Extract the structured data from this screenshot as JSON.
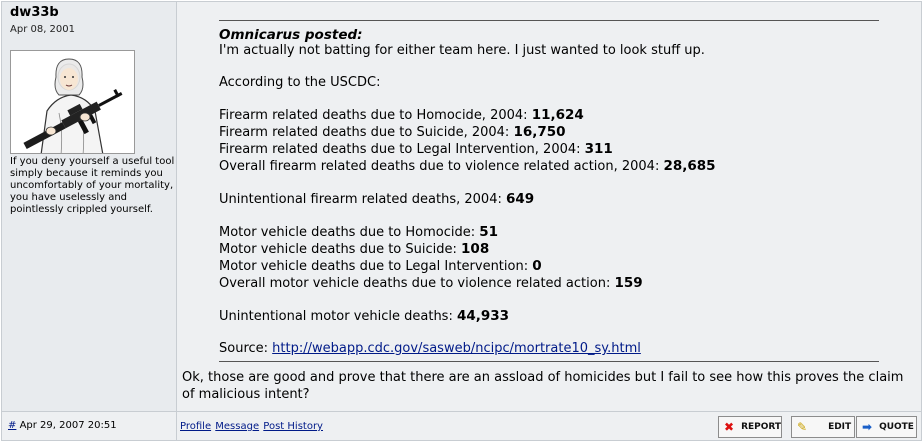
{
  "user": {
    "name": "dw33b",
    "joined": "Apr 08, 2001",
    "signature": "If you deny yourself a useful tool simply because it reminds you uncomfortably of your mortality, you have uselessly and pointlessly crippled yourself."
  },
  "quote": {
    "author": "Omnicarus posted:",
    "intro": "I'm actually not batting for either team here. I just wanted to look stuff up.",
    "according": "According to the USCDC:",
    "firearm_stats": [
      {
        "label": "Firearm related deaths due to Homocide, 2004: ",
        "value": "11,624"
      },
      {
        "label": "Firearm related deaths due to Suicide, 2004: ",
        "value": "16,750"
      },
      {
        "label": "Firearm related deaths due to Legal Intervention, 2004: ",
        "value": "311"
      },
      {
        "label": "Overall firearm related deaths due to violence related action, 2004: ",
        "value": "28,685"
      }
    ],
    "unintentional_firearm": {
      "label": "Unintentional firearm related deaths, 2004: ",
      "value": "649"
    },
    "vehicle_stats": [
      {
        "label": "Motor vehicle deaths due to Homocide: ",
        "value": "51"
      },
      {
        "label": "Motor vehicle deaths due to Suicide: ",
        "value": "108"
      },
      {
        "label": "Motor vehicle deaths due to Legal Intervention: ",
        "value": "0"
      },
      {
        "label": "Overall motor vehicle deaths due to violence related action: ",
        "value": "159"
      }
    ],
    "unintentional_vehicle": {
      "label": "Unintentional motor vehicle deaths: ",
      "value": "44,933"
    },
    "source_label": "Source: ",
    "source_link": "http://webapp.cdc.gov/sasweb/ncipc/mortrate10_sy.html"
  },
  "reply": "Ok, those are good and prove that there are an assload of homicides but I fail to see how this proves the claim of malicious intent?",
  "footer": {
    "permalink": "#",
    "date": "Apr 29, 2007 20:51",
    "links": [
      "Profile",
      "Message",
      "Post History"
    ],
    "buttons": {
      "report": "REPORT",
      "edit": "EDIT",
      "quote": "QUOTE"
    }
  }
}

### Problem statement
Your task is to repeat the data above exactly while excluding the pictures.

### Result of this exercise
Extract the structured data from this screenshot as JSON.
{
  "user": {
    "name": "dw33b",
    "joined": "Apr 08, 2001",
    "signature": "If you deny yourself a useful tool simply because it reminds you uncomfortably of your mortality, you have uselessly and pointlessly crippled yourself."
  },
  "quote": {
    "author": "Omnicarus posted:",
    "intro": "I'm actually not batting for either team here. I just wanted to look stuff up.",
    "according": "According to the USCDC:",
    "firearm_stats": [
      {
        "label": "Firearm related deaths due to Homocide, 2004: ",
        "value": "11,624"
      },
      {
        "label": "Firearm related deaths due to Suicide, 2004: ",
        "value": "16,750"
      },
      {
        "label": "Firearm related deaths due to Legal Intervention, 2004: ",
        "value": "311"
      },
      {
        "label": "Overall firearm related deaths due to violence related action, 2004: ",
        "value": "28,685"
      }
    ],
    "unintentional_firearm": {
      "label": "Unintentional firearm related deaths, 2004: ",
      "value": "649"
    },
    "vehicle_stats": [
      {
        "label": "Motor vehicle deaths due to Homocide: ",
        "value": "51"
      },
      {
        "label": "Motor vehicle deaths due to Suicide: ",
        "value": "108"
      },
      {
        "label": "Motor vehicle deaths due to Legal Intervention: ",
        "value": "0"
      },
      {
        "label": "Overall motor vehicle deaths due to violence related action: ",
        "value": "159"
      }
    ],
    "unintentional_vehicle": {
      "label": "Unintentional motor vehicle deaths: ",
      "value": "44,933"
    },
    "source_label": "Source: ",
    "source_link": "http://webapp.cdc.gov/sasweb/ncipc/mortrate10_sy.html"
  },
  "reply": "Ok, those are good and prove that there are an assload of homicides but I fail to see how this proves the claim of malicious intent?",
  "footer": {
    "permalink": "#",
    "date": "Apr 29, 2007 20:51",
    "links": [
      "Profile",
      "Message",
      "Post History"
    ],
    "buttons": {
      "report": "REPORT",
      "edit": "EDIT",
      "quote": "QUOTE"
    }
  }
}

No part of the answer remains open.